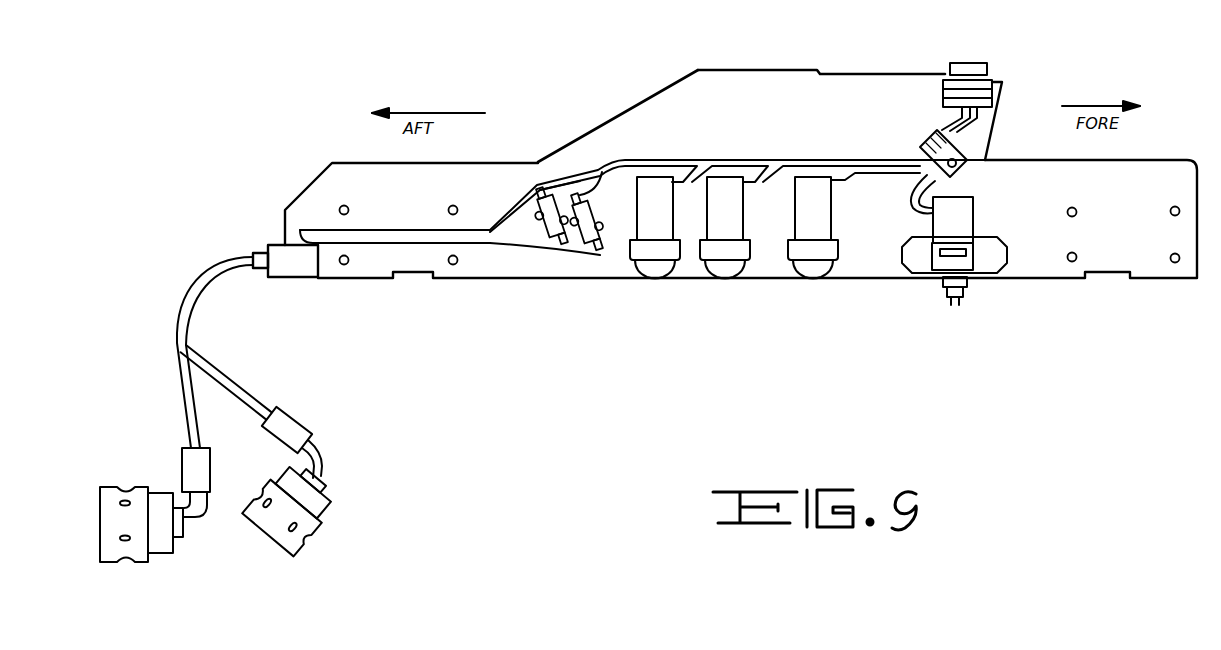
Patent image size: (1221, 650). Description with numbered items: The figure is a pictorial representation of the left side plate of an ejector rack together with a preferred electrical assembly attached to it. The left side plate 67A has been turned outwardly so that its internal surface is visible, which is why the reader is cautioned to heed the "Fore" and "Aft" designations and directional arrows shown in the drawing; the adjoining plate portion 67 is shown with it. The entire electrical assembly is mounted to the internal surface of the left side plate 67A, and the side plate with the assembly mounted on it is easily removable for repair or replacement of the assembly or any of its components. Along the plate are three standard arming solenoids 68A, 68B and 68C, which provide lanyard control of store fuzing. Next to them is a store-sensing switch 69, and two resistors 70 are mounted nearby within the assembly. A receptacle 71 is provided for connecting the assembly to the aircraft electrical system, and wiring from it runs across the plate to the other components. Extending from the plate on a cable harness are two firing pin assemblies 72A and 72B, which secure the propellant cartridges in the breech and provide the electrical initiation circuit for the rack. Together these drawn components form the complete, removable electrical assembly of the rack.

The mounting bracket 67 is at (633, 118).
The left side plate 67A is at (757, 83).
The arming solenoid 68A is at (658, 278).
The arming solenoid 68B is at (728, 279).
The arming solenoid 68C is at (813, 279).
The store-sensing switch 69 is at (970, 213).
The resistors 70 is at (542, 226).
The receptacle 71 is at (992, 66).
The firing pin assembly 72A is at (100, 527).
The firing pin assembly 72B is at (293, 560).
————
__Request__.
Format the records, from their start through the line containing "The arming solenoid 68C is at (813, 279).", as a two-column CSV with the columns "prompt" and "reply". Give one row per record, with its text and its answer each in a single quoted field and line breaks replaced by spaces, and omit the pictures.

__Solution to the problem__.
prompt,reply
"Patent image size: (1221, 650). Description with numbered items: The figure is a pictorial representation of the left side plate of an ejector rack together with a preferred electrical assembly attached to it. The left side plate 67A has been turned outwardly so that its internal surface is visible, which is why the reader is cautioned to heed the ""Fore"" and ""Aft"" designations and directional arrows shown in the drawing; the adjoining plate portion 67 is shown with it. The entire electrical assembly is mounted to the internal surface of the left side plate 67A, and the side plate with the assembly mounted on it is easily removable for repair or replacement of the assembly or any of its components. Along the plate are three standard arming solenoids 68A, 68B and 68C, which provide lanyard control of store fuzing. Next to them is a store-sensing switch 69, and two resistors 70 are mounted nearby within the assembly. A receptacle 71 is provided for connecting the assembly to the aircraft electrical system, and wiring from it runs across the plate to the other components. Extending from the plate on a cable harness are two firing pin assemblies 72A and 72B, which secure the propellant cartridges in the breech and provide the electrical initiation circuit for the rack. Together these drawn components form the complete, removable electrical assembly of the rack.","The mounting bracket 67 is at (633, 118). The left side plate 67A is at (757, 83). The arming solenoid 68A is at (658, 278). The arming solenoid 68B is at (728, 279). The arming solenoid 68C is at (813, 279)."